Study questions>
A) Quote the stretch of the lecture passage on visual cortex cells from "So in IT, there" through "to different transformations.".
B) Using the lecture passage on visual cortex cells, state whether each statement agrees with it, answering yes or no and quoting the deciding words: (i) The cell described in IT that responds to hands is also selective for faces. (ii) Complex cells fire to slight shifts in the position of the stimulus. (iii) The HMAX model was developed by Tommy and others in his lab.
C) Continue the lecture passage on visual cortex cells from the point where it stops.

Passage for review>
###
They also show, OK. And then they found that there are these other types of cells.
[CAR HONKING]
Sorry. They showed that if you rotate it, doesn't fire at all. And then they show that there were these other types of cells. This is maybe not the movie we want. There are other cells that fire not only to that specific position, but to slight shifts in that position as well. And so it seems like those cells formed an aggregate over the simple cells, and they called those cells complex cells.
And then people did similar things in mostly macaque IT. And so they found that in contrast to simple lines and edges, cells here fired in response to hands. So this is showing the cells' response here. So this is the number of spikes over time. So it fires a lot to hands. And it fires to that hand. This cell likes that hand, no matter what position you show it in. But it doesn't like these kind of other more simple objects, and this one is not selective for faces.
So in IT, there are cells that are selective for very high, you would think of as high level objects. And they're tolerant to changes in those objects. So people have done many more sophisticated studies. This is an example from Gabriel and Jim DiCarlo, and Chou Hung, where they showed neural decoding. So applying a machine learning algorithm to the output of many cells, that these cells were again very specific for certain objects, but invariant to different transformations.
So in particular here, they showed this monkey face at different sizes. And they showed that the cell fired. There was information present in the population of neurons for this specific monkey face, regardless of what size we showed it at. So these cells are often thought to be-- so it's often thought that as you move along the visual hierarchy, cells become more selective. So meaning, they like more specific objects. And more invariant, so more tolerant to changes in different transformations.
And so the other thing I wanted to talk about was hierarchical feedforward. So computational models of the visual system, because Tommy mentioned this briefly, and I think it will tie into a lot of the computer vision work you'll hear about. So these are inspired by Hubel and Wiesel's findings in visual cortex. So meaning-- and I'm going to talk both about the HMAX model, which is the model developed by Tommy and others in his lab which is a simpler, more biologically faithful model.
###
Document structure recognition data:
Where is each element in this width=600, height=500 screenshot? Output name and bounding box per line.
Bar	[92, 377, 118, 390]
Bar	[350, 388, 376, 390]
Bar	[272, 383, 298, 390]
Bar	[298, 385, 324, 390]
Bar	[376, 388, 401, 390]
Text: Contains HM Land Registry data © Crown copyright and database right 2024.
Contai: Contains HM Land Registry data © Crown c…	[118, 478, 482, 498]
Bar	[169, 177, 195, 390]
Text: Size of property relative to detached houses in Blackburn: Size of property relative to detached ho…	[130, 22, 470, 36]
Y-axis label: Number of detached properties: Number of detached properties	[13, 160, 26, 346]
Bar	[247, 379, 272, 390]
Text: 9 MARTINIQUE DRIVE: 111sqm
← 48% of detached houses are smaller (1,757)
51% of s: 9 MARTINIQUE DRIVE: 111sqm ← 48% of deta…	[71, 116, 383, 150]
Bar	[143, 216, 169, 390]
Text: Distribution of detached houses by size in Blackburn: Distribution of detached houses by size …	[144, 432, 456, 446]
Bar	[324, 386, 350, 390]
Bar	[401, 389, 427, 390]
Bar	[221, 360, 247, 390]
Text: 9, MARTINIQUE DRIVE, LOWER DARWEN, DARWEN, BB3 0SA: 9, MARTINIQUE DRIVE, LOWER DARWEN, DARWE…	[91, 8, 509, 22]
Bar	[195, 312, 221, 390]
###
Task results>
A)
So in IT, there are cells that are selective for very high, you would think of as high level objects. And they're tolerant to changes in those objects. So people have done many more sophisticated studies. This is an example from Gabriel and Jim DiCarlo, and Chou Hung, where they showed neural decoding. So applying a machine learning algorithm to the output of many cells, that these cells were again very specific for certain objects, but invariant to different transformations.

B)
(i) No: "this one is not selective for faces."
(ii) Yes: "There are other cells that fire not only to that specific position, but to slight shifts in that position as well."
(iii) Yes: "the HMAX model, which is the model developed by Tommy and others in his lab"

C)
But this sort of architecture is also true of deep learning systems that you heard a lot about recently, and that have had a lot of success in computer vision challenges. So if you have an input image, you can then have a set of simple samples. Again, these are inspired by Hubel and Wiesel's findings, so they are oriented lines and edges. So this cell will fire, if you have an edge that's oriented like this, at that part of the image.
And so again, it's just a basic edge detector. And so these perform template matching between their template, which is in this case an oriented bar, and the input image to build up selectivity. And then there are complex cells. And these complex cells pool, or take a local aggregate measure, to build up invariance. And so what that means is if you have, say this red cell here, this complex cell would look at these four simple cells.
So you are now selective to that oriented line, not just at this position, but at all of these positions. And that gives you some tolerance to changes in position. So you'd be able to recognize the same object, whether it had this feature. Whether it was presented at this corner or in a local area. And so the way you do that is you take a max over the response of all those input cells.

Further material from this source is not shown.